Show all lines from the listing below that contain "Uniform".

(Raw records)
%%
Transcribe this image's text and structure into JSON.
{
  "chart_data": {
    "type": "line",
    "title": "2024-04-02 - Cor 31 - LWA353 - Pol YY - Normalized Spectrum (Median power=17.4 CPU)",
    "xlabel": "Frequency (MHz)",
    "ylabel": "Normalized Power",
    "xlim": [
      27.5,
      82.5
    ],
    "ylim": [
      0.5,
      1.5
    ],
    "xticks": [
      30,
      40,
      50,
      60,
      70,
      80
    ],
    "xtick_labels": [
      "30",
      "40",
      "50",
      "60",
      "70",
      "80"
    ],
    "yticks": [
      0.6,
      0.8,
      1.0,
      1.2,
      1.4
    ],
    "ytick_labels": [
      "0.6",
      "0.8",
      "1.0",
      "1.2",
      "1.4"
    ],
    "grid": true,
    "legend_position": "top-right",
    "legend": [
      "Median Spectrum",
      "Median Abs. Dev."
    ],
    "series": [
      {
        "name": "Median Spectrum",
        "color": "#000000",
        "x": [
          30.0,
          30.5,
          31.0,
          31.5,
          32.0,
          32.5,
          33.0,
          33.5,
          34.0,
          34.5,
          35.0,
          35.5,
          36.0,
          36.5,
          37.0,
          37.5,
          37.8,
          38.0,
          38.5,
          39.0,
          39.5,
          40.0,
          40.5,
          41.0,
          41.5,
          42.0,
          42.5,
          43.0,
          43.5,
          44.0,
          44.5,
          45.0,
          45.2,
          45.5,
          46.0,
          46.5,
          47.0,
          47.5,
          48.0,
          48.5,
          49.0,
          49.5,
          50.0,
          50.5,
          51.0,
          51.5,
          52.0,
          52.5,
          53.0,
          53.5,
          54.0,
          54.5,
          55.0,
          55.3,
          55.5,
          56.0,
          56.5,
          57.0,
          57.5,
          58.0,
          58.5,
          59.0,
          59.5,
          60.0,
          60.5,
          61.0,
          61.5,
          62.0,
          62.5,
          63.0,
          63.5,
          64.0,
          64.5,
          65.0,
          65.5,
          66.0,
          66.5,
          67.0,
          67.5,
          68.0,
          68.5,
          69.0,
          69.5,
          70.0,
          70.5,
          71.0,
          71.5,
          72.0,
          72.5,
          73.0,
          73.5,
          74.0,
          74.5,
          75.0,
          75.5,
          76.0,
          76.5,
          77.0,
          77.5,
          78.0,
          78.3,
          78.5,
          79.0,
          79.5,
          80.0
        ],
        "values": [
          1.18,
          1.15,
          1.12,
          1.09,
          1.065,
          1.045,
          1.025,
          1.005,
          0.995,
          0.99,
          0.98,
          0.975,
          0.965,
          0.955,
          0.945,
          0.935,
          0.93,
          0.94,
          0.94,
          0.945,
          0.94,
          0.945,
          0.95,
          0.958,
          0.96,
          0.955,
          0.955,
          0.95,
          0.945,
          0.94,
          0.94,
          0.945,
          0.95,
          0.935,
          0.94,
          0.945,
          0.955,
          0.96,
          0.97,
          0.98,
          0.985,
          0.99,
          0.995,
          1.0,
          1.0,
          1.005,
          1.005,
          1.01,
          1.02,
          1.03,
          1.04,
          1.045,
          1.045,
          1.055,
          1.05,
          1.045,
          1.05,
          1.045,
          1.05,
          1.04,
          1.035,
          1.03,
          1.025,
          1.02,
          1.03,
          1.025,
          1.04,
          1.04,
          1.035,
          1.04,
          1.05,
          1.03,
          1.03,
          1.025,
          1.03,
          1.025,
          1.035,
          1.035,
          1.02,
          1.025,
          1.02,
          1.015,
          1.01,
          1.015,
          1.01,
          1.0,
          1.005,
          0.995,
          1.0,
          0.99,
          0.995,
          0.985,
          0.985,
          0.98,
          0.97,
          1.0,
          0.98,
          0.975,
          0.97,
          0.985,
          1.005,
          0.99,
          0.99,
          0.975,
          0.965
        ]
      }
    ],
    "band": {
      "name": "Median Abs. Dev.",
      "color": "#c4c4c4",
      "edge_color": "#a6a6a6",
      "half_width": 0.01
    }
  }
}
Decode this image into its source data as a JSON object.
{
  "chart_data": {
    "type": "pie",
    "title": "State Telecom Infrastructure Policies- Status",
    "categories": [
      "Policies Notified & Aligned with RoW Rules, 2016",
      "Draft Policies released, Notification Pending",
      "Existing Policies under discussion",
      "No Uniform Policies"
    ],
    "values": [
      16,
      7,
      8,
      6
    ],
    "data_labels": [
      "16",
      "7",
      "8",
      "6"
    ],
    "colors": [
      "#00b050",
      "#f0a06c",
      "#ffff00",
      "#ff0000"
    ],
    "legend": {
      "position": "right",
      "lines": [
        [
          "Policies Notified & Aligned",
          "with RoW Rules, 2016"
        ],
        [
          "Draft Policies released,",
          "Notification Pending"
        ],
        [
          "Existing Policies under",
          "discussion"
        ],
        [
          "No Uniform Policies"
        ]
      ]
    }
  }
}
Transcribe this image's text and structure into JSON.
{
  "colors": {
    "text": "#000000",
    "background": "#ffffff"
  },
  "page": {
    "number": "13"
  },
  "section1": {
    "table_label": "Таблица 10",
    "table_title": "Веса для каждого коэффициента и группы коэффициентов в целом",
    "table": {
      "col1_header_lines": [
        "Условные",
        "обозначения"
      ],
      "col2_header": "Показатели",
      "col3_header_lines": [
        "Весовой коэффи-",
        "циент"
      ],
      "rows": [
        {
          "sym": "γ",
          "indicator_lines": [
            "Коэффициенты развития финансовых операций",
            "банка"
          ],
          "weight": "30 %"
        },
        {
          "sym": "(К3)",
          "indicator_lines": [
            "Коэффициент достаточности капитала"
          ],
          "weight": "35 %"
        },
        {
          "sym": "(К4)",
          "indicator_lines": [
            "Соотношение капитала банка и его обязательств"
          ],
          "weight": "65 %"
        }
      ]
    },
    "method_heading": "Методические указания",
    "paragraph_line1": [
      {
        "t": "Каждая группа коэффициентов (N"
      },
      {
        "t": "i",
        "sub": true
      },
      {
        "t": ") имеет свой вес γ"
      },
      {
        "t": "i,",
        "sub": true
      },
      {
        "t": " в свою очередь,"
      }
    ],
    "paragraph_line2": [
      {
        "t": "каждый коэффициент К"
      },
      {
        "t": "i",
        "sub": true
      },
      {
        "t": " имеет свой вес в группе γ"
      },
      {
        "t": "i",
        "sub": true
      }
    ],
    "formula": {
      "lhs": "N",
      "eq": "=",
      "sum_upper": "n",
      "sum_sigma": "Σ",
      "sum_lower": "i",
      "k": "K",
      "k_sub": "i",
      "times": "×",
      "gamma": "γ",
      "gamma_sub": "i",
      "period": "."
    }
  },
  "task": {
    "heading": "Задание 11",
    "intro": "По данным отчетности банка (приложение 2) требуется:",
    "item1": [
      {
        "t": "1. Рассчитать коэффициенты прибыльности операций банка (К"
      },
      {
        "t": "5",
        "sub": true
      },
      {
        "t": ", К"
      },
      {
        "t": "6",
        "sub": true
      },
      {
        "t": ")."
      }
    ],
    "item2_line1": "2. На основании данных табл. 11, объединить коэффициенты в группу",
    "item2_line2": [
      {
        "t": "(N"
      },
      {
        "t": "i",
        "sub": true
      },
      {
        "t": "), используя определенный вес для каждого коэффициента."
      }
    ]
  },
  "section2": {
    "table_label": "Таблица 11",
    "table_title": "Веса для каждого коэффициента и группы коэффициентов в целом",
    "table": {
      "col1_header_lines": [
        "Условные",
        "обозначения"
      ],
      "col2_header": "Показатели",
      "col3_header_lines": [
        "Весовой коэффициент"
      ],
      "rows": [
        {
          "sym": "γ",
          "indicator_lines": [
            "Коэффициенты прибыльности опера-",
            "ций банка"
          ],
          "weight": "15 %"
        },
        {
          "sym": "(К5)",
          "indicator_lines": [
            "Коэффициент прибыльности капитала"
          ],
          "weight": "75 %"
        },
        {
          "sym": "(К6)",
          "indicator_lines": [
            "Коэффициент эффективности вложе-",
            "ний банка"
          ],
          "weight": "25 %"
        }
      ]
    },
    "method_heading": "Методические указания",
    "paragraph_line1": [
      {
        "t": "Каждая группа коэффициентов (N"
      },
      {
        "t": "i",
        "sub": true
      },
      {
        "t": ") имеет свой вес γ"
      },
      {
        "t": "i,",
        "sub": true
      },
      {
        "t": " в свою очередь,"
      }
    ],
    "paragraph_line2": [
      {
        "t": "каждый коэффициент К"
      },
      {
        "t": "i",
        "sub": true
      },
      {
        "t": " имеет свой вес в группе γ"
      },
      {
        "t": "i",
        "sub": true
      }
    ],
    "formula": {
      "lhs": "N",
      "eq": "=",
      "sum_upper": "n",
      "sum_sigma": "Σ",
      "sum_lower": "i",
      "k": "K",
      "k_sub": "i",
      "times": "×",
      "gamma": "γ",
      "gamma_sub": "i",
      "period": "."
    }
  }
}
%%
## EXERCISE RESPONSE:
      "No Uniform Policies"
          "No Uniform Policies"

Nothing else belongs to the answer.